● **Data extract**
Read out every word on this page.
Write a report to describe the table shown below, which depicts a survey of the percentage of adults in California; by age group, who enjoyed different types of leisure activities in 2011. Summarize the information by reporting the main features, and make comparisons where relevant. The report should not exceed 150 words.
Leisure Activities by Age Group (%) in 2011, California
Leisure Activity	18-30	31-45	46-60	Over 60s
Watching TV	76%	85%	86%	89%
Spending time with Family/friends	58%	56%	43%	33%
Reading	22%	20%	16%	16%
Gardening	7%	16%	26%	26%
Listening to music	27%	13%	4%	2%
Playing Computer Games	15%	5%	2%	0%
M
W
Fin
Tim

● **Your instructions**
Reproduce the data in its entirety, matching each character.

● **Solution to the exercise**
Read out every word on this page.
Write a report to describe the table shown below, which depicts a survey of the percentage of adults in California; by age group, who enjoyed different types of leisure activities in 2011. Summarize the information by reporting the main features, and make comparisons where relevant. The report should not exceed 150 words.
Leisure Activities by Age Group (%) in 2011, California
Leisure Activity	18-30	31-45	46-60	Over 60s
Watching TV	76%	85%	86%	89%
Spending time with Family/friends	58%	56%	43%	33%
Reading	22%	20%	16%	16%
Gardening	7%	16%	26%	26%
Listening to music	27%	13%	4%	2%
Playing Computer Games	15%	5%	2%	0%
M
W
Fin
Tim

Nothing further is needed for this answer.